The entries below contain pictures. Retype everything except those pictures, exactly as given.

((

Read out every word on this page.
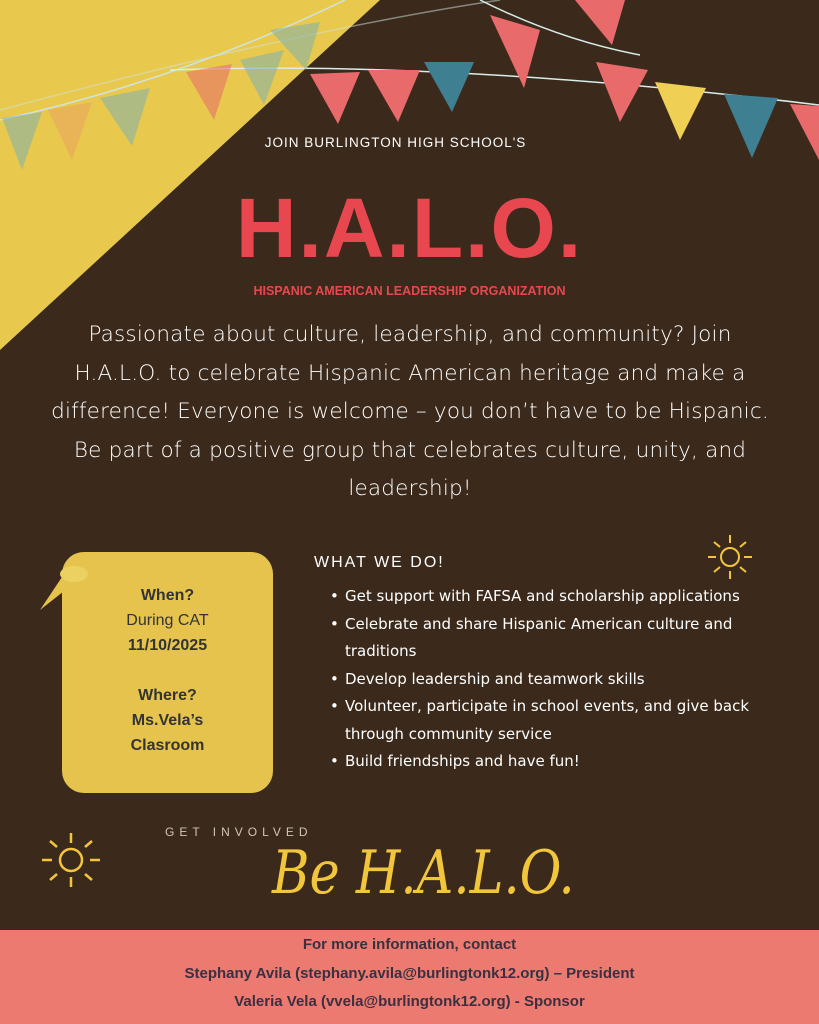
JOIN BURLINGTON HIGH SCHOOL'S
H.A.L.O.
HISPANIC AMERICAN LEADERSHIP ORGANIZATION
Passionate about culture, leadership, and community? Join H.A.L.O. to celebrate Hispanic American heritage and make a difference! Everyone is welcome – you don’t have to be Hispanic. Be part of a positive group that celebrates culture, unity, and leadership!
When?
During CAT
11/10/2025
Where?
Ms.Vela’s
Clasroom
WHAT WE DO!
• Get support with FAFSA and scholarship applications
• Celebrate and share Hispanic American culture and traditions
• Develop leadership and teamwork skills
• Volunteer, participate in school events, and give back through community service
• Build friendships and have fun!
GET INVOLVED
Be H.A.L.O.
For more information, contact
Stephany Avila (stephany.avila@burlingtonk12.org) – President
Valeria Vela (vvela@burlingtonk12.org) - Sponsor
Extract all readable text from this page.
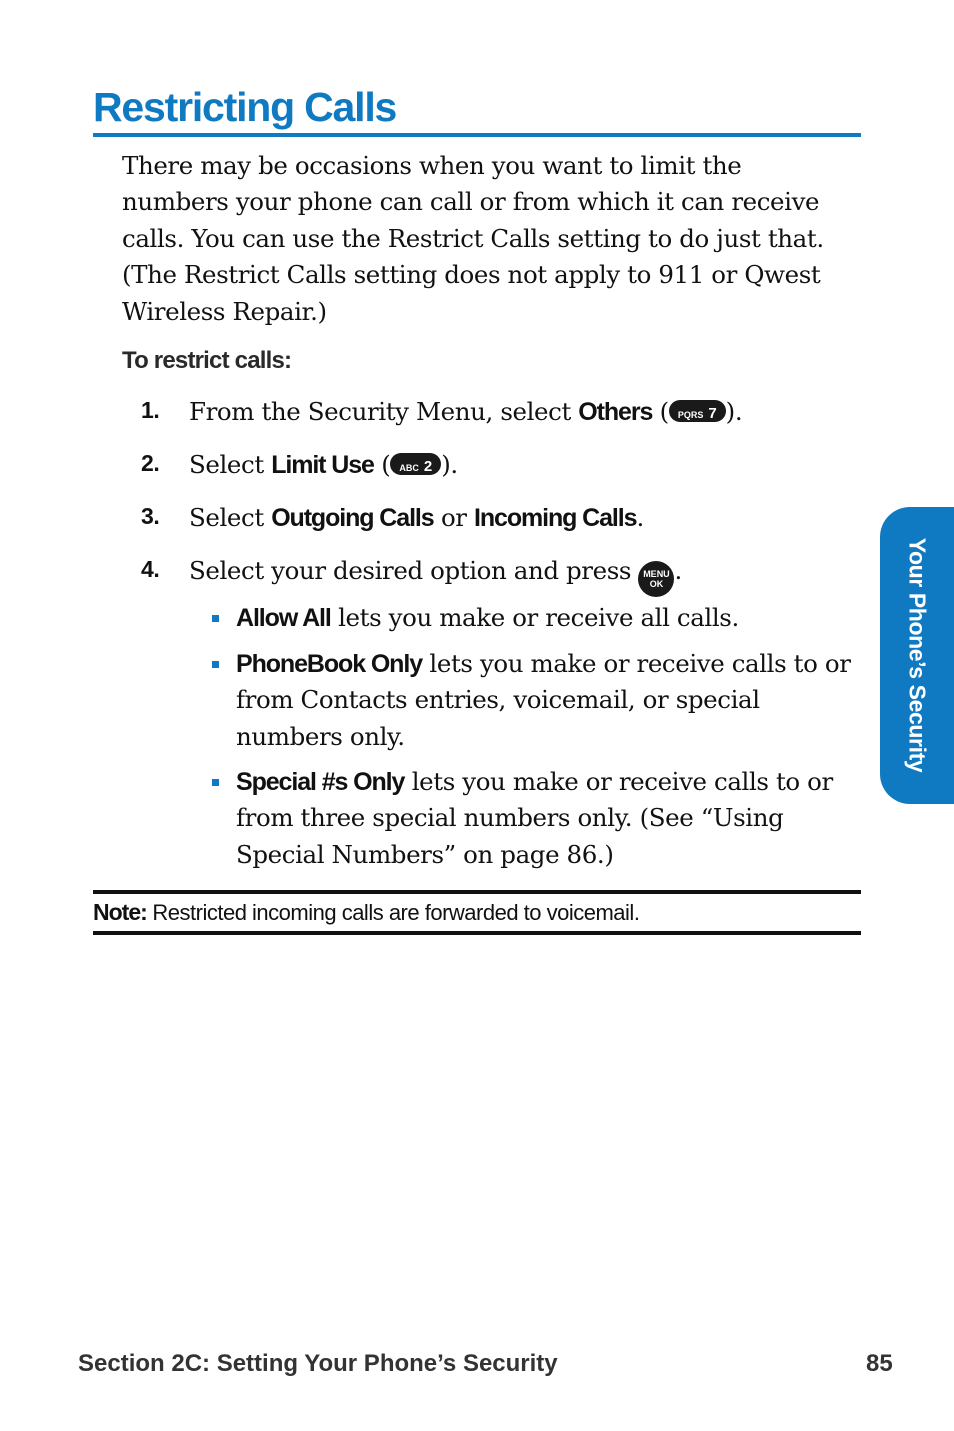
Restricting Calls

There may be occasions when you want to limit the numbers your phone can call or from which it can receive calls. You can use the Restrict Calls setting to do just that. (The Restrict Calls setting does not apply to 911 or Qwest Wireless Repair.)

To restrict calls:

1.	From the Security Menu, select Others ( PQRS 7 ).
2.	Select Limit Use ( ABC 2 ).
3.	Select Outgoing Calls or Incoming Calls.
4.	Select your desired option and press MENU
OK .

Allow All lets you make or receive all calls.

PhoneBook Only lets you make or receive calls to or from Contacts entries, voicemail, or special numbers only.

Special #s Only lets you make or receive calls to or from three special numbers only. (See “Using Special Numbers” on page 86.)

Note: Restricted incoming calls are forwarded to voicemail.

Your Phone’s Security

Section 2C: Setting Your Phone’s Security	85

))

◆ **Answer to the problem**:
Read out every word on this page.
JOIN BURLINGTON HIGH SCHOOL'S
H.A.L.O.
HISPANIC AMERICAN LEADERSHIP ORGANIZATION
Passionate about culture, leadership, and community? Join H.A.L.O. to celebrate Hispanic American heritage and make a difference! Everyone is welcome – you don’t have to be Hispanic. Be part of a positive group that celebrates culture, unity, and leadership!
When?
During CAT
11/10/2025
Where?
Ms.Vela’s
Clasroom
WHAT WE DO!
• Get support with FAFSA and scholarship applications
• Celebrate and share Hispanic American culture and traditions
• Develop leadership and teamwork skills
• Volunteer, participate in school events, and give back through community service
• Build friendships and have fun!
GET INVOLVED
Be H.A.L.O.
For more information, contact
Stephany Avila (stephany.avila@burlingtonk12.org) – President
Valeria Vela (vvela@burlingtonk12.org) - Sponsor
Extract all readable text from this page.
Restricting Calls

There may be occasions when you want to limit the numbers your phone can call or from which it can receive calls. You can use the Restrict Calls setting to do just that. (The Restrict Calls setting does not apply to 911 or Qwest Wireless Repair.)

To restrict calls:

1.	From the Security Menu, select Others ( PQRS 7 ).
2.	Select Limit Use ( ABC 2 ).
3.	Select Outgoing Calls or Incoming Calls.
4.	Select your desired option and press MENU
OK .

Allow All lets you make or receive all calls.

PhoneBook Only lets you make or receive calls to or from Contacts entries, voicemail, or special numbers only.

Special #s Only lets you make or receive calls to or from three special numbers only. (See “Using Special Numbers” on page 86.)

Note: Restricted incoming calls are forwarded to voicemail.

Your Phone’s Security

Section 2C: Setting Your Phone’s Security	85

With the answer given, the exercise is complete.